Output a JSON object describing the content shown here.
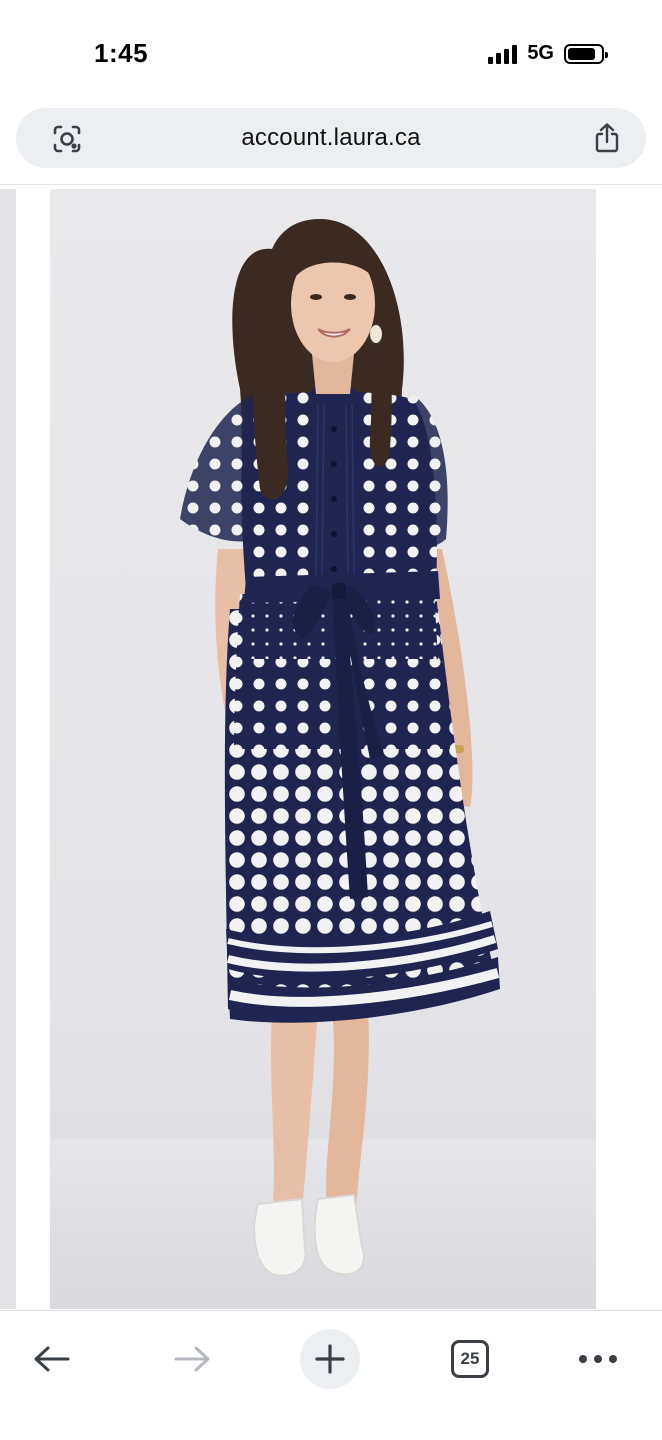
{
  "status_bar": {
    "time": "1:45",
    "network": "5G",
    "signal_bars": 4,
    "battery_level": 0.85
  },
  "url_bar": {
    "url": "account.laura.ca",
    "left_icon": "lens-icon",
    "right_icon": "share-icon"
  },
  "product_image": {
    "icon": "product-photo",
    "background_color": "#e6e6ea",
    "dress_color": "#1f2550",
    "dot_color": "#f2f2f2"
  },
  "toolbar": {
    "back_icon": "arrow-left-icon",
    "forward_icon": "arrow-right-icon",
    "new_tab_icon": "plus-icon",
    "tab_count": "25",
    "more_icon": "more-dots-icon"
  },
  "colors": {
    "url_bar_bg": "#eceef1",
    "icon_color": "#3a3f46",
    "disabled_icon": "#b5b9bf"
  }
}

______

## Goal
Quote the data exactly, leaving every image out of the copy.

## Full answer
Output a JSON object describing the content shown here.
{
  "status_bar": {
    "time": "1:45",
    "network": "5G",
    "signal_bars": 4,
    "battery_level": 0.85
  },
  "url_bar": {
    "url": "account.laura.ca",
    "left_icon": "lens-icon",
    "right_icon": "share-icon"
  },
  "product_image": {
    "icon": "product-photo",
    "background_color": "#e6e6ea",
    "dress_color": "#1f2550",
    "dot_color": "#f2f2f2"
  },
  "toolbar": {
    "back_icon": "arrow-left-icon",
    "forward_icon": "arrow-right-icon",
    "new_tab_icon": "plus-icon",
    "tab_count": "25",
    "more_icon": "more-dots-icon"
  },
  "colors": {
    "url_bar_bg": "#eceef1",
    "icon_color": "#3a3f46",
    "disabled_icon": "#b5b9bf"
  }
}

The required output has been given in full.